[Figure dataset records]

·····

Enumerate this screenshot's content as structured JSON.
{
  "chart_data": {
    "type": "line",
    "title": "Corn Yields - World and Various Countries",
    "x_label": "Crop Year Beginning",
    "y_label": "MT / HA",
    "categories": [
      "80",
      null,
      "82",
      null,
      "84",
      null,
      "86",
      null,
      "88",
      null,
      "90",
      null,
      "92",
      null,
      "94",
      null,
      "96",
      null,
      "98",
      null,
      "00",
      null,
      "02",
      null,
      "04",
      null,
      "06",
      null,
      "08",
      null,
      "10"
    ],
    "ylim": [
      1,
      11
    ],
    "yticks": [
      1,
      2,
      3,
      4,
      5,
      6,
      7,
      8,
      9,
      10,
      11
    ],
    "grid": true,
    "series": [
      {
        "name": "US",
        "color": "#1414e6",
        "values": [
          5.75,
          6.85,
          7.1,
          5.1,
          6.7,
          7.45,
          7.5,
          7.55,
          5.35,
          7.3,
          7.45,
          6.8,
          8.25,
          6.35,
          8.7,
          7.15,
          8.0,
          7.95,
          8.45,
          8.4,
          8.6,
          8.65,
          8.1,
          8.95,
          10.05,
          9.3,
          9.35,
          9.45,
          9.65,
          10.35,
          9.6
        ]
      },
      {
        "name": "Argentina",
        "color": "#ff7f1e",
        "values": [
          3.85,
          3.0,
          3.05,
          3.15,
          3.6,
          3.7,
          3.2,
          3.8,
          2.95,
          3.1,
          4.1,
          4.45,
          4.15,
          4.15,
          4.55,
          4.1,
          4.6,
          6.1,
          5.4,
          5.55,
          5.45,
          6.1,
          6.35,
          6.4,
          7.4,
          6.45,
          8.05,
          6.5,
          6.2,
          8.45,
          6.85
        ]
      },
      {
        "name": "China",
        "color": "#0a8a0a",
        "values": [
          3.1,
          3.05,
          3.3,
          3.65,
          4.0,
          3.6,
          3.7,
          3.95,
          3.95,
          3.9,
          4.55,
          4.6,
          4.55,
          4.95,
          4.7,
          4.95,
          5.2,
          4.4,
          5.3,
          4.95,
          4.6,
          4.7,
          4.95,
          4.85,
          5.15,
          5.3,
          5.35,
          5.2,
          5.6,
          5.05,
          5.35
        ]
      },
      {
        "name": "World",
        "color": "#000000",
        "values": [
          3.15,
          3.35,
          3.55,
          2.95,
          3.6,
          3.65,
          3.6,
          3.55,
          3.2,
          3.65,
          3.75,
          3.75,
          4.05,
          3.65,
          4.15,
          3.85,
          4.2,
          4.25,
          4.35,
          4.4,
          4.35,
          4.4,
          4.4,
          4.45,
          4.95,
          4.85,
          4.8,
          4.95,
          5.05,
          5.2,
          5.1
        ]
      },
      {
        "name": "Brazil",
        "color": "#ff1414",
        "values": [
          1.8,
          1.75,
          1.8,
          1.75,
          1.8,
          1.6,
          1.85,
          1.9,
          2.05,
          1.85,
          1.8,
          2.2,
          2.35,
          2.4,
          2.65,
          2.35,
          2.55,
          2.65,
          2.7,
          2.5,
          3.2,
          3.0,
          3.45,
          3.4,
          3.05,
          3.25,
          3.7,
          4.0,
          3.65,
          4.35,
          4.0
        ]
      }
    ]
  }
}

·····

STATED TASK:
Where a line above contains the string "World", copy that line.

FINISHED TASK:
    "title": "Corn Yields - World and Various Countries",
        "name": "World",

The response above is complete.